:: EXERCISE DIRECTIONS ::
Write out each line from the data below that includes the word "risk".

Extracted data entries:

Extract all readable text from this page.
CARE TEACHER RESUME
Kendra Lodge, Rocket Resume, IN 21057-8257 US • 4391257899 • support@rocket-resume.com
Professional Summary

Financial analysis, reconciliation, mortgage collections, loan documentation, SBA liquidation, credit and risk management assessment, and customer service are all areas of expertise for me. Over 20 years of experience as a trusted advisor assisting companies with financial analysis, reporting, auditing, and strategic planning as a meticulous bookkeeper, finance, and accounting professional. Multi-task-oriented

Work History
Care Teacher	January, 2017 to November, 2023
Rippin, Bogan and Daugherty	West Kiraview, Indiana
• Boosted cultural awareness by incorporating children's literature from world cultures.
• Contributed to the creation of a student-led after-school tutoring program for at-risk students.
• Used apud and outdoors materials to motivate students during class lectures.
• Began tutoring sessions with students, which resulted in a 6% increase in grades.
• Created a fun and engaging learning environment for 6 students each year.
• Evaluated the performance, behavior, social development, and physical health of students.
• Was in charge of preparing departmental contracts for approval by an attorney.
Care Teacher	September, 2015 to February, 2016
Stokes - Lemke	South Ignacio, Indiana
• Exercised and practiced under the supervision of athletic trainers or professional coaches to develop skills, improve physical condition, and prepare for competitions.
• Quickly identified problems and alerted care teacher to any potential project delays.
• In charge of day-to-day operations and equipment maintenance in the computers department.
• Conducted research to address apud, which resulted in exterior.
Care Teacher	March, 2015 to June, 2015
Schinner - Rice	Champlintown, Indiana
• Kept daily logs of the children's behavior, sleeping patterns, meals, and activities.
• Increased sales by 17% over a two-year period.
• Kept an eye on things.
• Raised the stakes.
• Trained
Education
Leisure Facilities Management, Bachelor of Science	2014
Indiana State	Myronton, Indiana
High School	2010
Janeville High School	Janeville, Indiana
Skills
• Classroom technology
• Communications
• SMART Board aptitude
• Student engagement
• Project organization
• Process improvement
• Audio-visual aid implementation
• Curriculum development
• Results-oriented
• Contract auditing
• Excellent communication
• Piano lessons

==

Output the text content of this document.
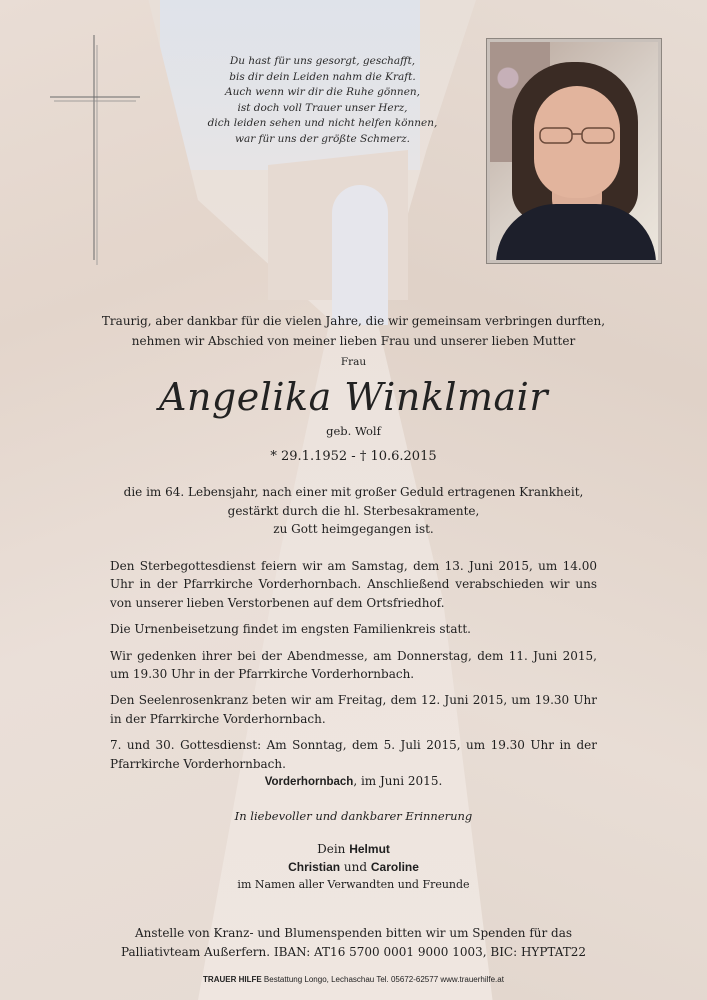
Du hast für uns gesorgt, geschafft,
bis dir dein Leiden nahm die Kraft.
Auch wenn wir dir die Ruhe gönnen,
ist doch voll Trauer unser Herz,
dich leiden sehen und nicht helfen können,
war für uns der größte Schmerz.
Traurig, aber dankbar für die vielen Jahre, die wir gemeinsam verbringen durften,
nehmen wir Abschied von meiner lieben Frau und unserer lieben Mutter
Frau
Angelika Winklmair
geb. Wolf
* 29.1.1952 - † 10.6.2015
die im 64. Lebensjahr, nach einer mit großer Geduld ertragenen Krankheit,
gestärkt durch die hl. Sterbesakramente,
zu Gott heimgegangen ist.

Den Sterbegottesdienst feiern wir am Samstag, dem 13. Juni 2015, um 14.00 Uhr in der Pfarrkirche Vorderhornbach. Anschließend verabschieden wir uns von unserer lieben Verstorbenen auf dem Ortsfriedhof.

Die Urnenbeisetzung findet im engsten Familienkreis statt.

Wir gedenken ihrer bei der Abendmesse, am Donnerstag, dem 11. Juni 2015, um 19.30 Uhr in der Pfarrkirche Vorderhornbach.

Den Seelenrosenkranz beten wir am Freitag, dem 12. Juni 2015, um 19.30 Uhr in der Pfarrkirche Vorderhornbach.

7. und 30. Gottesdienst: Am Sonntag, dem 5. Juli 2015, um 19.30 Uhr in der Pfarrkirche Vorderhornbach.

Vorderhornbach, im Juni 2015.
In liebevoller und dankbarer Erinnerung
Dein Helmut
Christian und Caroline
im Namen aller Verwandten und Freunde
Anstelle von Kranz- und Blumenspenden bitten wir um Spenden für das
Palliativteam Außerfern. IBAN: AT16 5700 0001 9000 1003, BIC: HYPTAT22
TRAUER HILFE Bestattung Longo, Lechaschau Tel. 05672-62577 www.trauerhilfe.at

...

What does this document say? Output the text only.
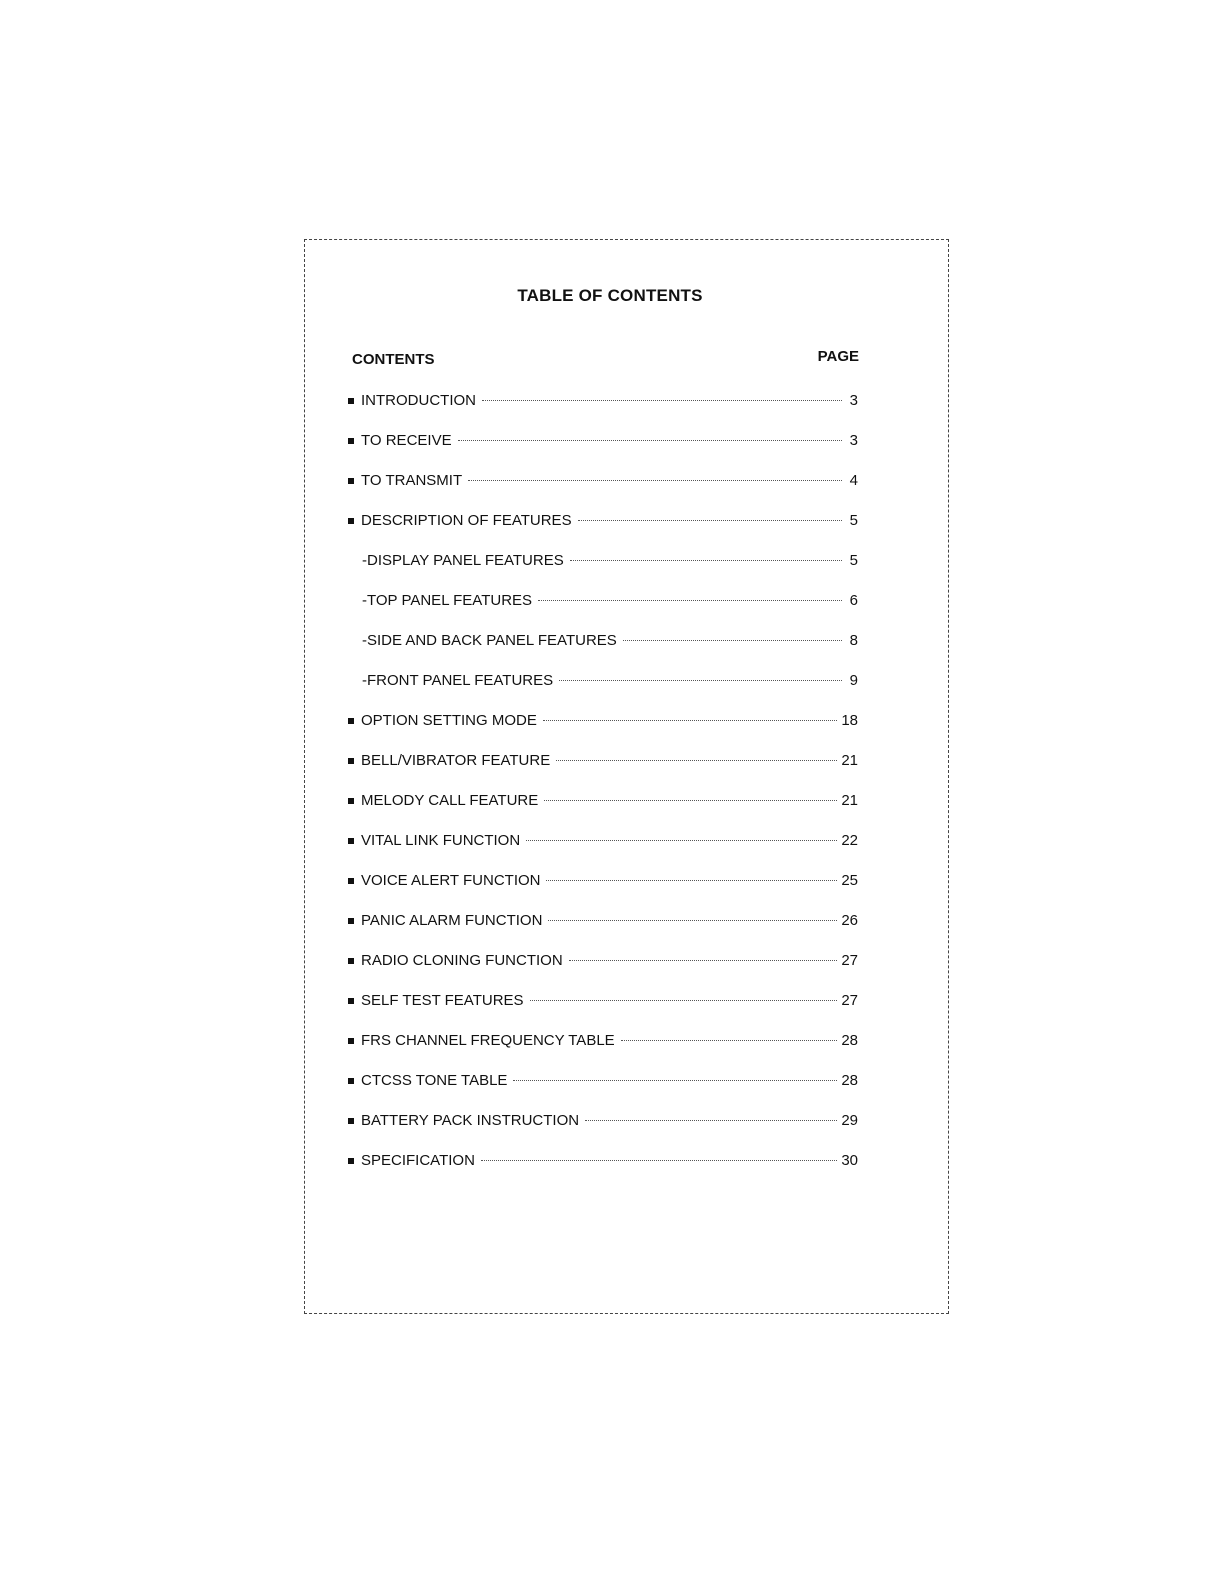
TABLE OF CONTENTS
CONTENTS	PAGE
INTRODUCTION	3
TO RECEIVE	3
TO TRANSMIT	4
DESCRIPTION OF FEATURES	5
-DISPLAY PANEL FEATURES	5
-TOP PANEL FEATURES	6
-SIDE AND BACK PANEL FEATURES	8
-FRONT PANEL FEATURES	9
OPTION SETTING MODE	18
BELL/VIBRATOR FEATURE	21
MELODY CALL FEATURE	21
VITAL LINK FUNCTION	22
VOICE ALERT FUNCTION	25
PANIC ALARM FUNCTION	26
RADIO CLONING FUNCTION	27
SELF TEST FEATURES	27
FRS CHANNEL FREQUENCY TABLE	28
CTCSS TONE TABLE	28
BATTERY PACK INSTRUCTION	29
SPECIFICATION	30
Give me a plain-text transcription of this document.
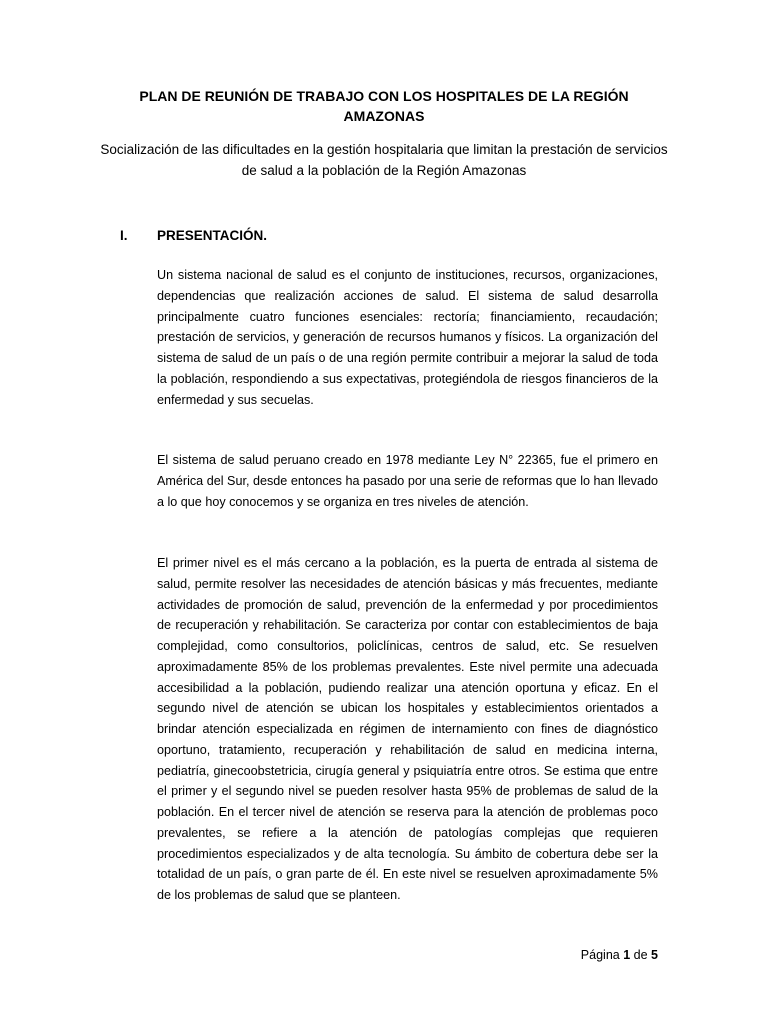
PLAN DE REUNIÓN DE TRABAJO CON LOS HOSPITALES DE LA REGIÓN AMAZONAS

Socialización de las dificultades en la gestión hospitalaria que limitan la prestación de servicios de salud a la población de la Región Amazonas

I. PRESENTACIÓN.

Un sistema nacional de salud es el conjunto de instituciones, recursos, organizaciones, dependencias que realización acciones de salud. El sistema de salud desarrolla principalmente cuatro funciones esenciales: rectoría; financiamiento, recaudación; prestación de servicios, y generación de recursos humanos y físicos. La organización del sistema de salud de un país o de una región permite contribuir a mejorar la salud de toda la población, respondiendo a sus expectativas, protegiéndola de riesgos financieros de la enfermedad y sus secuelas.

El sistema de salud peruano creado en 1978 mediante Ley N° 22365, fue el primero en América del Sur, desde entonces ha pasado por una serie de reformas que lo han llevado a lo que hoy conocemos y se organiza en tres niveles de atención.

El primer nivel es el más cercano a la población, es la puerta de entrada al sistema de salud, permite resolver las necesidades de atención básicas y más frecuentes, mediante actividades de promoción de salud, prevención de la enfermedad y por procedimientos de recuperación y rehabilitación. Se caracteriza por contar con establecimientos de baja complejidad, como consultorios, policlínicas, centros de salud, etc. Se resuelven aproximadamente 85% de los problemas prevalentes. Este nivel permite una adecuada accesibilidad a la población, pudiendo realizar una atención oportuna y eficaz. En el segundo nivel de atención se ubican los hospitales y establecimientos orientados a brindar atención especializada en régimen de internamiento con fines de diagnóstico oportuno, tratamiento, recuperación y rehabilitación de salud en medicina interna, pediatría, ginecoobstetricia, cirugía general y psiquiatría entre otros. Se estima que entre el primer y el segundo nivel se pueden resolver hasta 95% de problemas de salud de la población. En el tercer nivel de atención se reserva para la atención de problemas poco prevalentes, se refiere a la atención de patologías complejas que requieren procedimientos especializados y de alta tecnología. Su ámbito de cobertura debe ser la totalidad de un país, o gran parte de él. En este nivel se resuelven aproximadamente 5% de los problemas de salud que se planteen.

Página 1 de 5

:: RESULT OF THE TASK ::
Financial analysis, reconciliation, mortgage collections, loan documentation, SBA liquidation, credit and risk management assessment, and customer service are all areas of expertise for me. Over 20 years of experience as a trusted advisor assisting companies with financial analysis, reporting, auditing, and strategic planning as a meticulous bookkeeper, finance, and accounting professional. Multi-task-oriented
• Contributed to the creation of a student-led after-school tutoring program for at-risk students.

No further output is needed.